- **Instruction**
Every line that contains the word "反叛是我的责任" should be copied.

- **Entries from a dataset**
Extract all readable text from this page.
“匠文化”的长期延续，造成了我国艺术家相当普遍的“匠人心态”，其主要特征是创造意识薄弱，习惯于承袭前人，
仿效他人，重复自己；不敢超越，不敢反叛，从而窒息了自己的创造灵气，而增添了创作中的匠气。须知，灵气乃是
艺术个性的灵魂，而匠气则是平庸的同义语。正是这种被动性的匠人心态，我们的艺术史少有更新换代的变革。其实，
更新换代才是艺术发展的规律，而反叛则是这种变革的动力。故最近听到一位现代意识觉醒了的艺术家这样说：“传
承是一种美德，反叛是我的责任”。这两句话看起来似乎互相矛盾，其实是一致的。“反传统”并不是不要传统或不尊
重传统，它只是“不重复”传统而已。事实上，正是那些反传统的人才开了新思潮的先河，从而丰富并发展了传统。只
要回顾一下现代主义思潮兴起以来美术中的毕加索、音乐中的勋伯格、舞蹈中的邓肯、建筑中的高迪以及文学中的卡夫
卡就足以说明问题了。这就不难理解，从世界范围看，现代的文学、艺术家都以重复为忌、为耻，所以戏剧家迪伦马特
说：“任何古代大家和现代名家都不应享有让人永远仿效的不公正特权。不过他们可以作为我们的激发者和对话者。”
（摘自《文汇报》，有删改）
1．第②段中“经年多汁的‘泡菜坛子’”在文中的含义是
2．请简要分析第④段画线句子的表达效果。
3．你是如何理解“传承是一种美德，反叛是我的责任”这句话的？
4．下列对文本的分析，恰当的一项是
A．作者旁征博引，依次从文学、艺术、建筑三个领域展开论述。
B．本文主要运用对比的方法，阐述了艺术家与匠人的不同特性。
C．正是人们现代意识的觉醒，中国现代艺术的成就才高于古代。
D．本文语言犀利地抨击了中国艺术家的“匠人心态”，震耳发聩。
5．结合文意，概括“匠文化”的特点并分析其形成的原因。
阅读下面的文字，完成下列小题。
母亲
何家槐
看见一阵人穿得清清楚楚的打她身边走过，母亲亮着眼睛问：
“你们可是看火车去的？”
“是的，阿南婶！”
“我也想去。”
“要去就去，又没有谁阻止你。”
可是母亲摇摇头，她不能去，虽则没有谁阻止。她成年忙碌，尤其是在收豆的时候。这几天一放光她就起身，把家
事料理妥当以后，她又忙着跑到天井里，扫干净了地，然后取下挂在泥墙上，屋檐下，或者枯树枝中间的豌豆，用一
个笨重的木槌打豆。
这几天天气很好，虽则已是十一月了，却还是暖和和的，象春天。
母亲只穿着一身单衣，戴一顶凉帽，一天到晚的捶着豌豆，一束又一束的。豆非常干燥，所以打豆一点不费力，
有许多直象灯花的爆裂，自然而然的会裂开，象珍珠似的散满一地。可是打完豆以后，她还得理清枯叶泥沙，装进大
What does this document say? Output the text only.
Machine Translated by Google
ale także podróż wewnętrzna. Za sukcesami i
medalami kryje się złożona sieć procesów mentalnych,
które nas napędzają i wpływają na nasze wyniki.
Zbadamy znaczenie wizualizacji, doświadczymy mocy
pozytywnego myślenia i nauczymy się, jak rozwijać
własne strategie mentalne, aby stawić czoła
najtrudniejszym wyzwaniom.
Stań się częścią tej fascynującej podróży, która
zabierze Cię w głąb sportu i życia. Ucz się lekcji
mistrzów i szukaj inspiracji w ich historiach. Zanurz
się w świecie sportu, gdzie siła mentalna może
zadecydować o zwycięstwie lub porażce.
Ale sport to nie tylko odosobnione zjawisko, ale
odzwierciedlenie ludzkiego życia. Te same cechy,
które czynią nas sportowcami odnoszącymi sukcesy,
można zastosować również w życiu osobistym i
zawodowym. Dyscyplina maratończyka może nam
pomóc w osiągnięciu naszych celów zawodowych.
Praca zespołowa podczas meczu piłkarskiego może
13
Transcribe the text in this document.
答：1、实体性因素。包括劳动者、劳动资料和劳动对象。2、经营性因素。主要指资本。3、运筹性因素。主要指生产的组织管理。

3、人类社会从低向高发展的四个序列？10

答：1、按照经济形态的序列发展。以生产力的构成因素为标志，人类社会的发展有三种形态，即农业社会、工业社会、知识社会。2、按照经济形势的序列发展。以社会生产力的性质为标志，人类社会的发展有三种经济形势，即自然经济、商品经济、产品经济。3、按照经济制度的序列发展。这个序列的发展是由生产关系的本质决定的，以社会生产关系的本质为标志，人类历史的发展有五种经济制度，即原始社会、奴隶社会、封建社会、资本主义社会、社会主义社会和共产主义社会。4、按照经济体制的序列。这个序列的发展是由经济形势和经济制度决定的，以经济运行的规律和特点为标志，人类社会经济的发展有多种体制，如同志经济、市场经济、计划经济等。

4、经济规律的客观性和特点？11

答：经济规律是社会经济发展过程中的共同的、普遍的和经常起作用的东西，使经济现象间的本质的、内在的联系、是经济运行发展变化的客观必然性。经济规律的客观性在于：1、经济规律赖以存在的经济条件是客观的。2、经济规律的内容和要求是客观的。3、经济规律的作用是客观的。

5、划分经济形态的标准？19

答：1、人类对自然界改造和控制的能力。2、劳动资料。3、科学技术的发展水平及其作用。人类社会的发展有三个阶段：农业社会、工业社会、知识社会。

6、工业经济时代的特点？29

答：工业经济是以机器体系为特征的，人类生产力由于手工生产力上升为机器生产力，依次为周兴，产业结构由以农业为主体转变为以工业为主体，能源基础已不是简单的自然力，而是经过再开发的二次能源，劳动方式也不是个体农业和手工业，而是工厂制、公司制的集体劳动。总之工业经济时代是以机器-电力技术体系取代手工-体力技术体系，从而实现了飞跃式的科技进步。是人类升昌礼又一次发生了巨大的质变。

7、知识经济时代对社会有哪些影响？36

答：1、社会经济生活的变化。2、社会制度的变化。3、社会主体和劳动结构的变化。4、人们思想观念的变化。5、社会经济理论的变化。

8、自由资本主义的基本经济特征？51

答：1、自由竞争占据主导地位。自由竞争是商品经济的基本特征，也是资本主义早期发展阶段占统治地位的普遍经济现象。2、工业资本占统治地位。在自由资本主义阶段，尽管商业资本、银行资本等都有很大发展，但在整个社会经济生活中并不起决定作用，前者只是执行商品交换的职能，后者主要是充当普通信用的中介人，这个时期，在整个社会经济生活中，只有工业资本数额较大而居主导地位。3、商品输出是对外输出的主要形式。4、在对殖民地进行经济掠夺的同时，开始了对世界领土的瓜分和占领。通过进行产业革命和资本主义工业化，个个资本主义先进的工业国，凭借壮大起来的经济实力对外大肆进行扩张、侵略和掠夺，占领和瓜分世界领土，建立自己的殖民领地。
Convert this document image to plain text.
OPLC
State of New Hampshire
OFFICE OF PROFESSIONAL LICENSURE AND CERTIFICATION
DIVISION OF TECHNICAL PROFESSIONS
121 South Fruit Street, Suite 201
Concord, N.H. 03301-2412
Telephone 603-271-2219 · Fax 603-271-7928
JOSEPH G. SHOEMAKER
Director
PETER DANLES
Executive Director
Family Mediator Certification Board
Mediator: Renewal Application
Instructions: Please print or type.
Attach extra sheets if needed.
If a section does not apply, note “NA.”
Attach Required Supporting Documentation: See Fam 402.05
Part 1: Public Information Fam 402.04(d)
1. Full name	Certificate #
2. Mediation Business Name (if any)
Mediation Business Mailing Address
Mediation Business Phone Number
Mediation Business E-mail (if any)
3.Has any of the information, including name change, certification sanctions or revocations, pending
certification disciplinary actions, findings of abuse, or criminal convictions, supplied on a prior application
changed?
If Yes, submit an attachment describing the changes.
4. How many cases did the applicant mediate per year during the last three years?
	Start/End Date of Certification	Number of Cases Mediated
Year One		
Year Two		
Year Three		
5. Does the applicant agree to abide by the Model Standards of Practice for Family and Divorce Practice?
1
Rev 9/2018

- **Problem solution**
承是一种美德，反叛是我的责任”。这两句话看起来似乎互相矛盾，其实是一致的。“反传统”并不是不要传统或不尊
3．你是如何理解“传承是一种美德，反叛是我的责任”这句话的？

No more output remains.